__Description of the task__:
Find every line in the records below that contains the word "NOVEMBER", and copy each such line.

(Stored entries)
++++

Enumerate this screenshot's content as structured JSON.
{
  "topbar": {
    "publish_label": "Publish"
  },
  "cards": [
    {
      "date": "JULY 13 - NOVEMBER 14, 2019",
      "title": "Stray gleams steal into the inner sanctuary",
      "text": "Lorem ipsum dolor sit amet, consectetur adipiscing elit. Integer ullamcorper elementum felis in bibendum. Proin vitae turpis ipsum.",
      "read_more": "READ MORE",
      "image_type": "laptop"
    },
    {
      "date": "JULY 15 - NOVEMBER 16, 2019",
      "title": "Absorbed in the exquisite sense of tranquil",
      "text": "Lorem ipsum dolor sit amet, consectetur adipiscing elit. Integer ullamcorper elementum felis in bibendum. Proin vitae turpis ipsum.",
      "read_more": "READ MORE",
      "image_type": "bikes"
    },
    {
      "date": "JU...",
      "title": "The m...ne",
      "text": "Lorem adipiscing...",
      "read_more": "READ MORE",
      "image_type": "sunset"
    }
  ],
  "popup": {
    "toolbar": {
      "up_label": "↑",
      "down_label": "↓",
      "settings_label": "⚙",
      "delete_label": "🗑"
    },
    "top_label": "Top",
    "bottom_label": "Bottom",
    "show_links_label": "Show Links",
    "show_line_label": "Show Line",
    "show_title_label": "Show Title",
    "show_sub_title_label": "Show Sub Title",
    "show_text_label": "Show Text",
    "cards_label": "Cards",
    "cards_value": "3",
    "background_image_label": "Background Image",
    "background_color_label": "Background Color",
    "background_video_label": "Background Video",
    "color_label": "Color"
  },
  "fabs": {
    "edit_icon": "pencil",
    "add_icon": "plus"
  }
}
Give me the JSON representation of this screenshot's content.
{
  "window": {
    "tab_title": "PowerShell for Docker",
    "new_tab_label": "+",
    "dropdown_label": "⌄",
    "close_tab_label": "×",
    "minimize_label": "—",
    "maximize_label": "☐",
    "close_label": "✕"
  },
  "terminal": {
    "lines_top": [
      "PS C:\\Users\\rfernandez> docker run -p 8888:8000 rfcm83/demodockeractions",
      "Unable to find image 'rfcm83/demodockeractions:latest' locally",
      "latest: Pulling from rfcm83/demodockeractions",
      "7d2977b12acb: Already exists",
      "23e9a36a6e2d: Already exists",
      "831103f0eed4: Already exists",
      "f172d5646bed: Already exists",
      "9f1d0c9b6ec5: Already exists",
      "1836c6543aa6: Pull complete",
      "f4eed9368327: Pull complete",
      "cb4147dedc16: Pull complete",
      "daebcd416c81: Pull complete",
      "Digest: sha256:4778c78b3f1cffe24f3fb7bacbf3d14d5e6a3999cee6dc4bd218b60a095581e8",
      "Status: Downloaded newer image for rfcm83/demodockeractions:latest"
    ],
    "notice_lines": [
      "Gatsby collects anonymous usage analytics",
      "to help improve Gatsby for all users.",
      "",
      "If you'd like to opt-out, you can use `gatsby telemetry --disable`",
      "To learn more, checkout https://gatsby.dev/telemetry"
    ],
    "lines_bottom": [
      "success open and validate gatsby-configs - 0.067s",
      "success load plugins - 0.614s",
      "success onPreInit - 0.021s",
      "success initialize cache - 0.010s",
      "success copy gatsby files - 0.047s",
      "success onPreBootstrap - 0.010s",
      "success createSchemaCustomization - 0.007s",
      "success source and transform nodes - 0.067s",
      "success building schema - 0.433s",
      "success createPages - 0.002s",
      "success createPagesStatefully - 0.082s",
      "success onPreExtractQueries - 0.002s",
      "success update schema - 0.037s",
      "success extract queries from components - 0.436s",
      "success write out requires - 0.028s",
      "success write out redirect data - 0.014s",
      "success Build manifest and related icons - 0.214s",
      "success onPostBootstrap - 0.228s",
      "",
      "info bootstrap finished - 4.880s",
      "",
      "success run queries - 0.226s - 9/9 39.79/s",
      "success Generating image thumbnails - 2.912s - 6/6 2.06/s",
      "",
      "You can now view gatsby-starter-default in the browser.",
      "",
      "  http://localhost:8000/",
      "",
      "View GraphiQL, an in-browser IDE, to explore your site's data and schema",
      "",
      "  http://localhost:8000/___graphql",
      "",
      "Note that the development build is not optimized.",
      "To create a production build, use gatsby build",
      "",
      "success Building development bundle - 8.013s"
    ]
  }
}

++++

__The output__:
      "date": "JULY 13 - NOVEMBER 14, 2019",
      "date": "JULY 15 - NOVEMBER 16, 2019",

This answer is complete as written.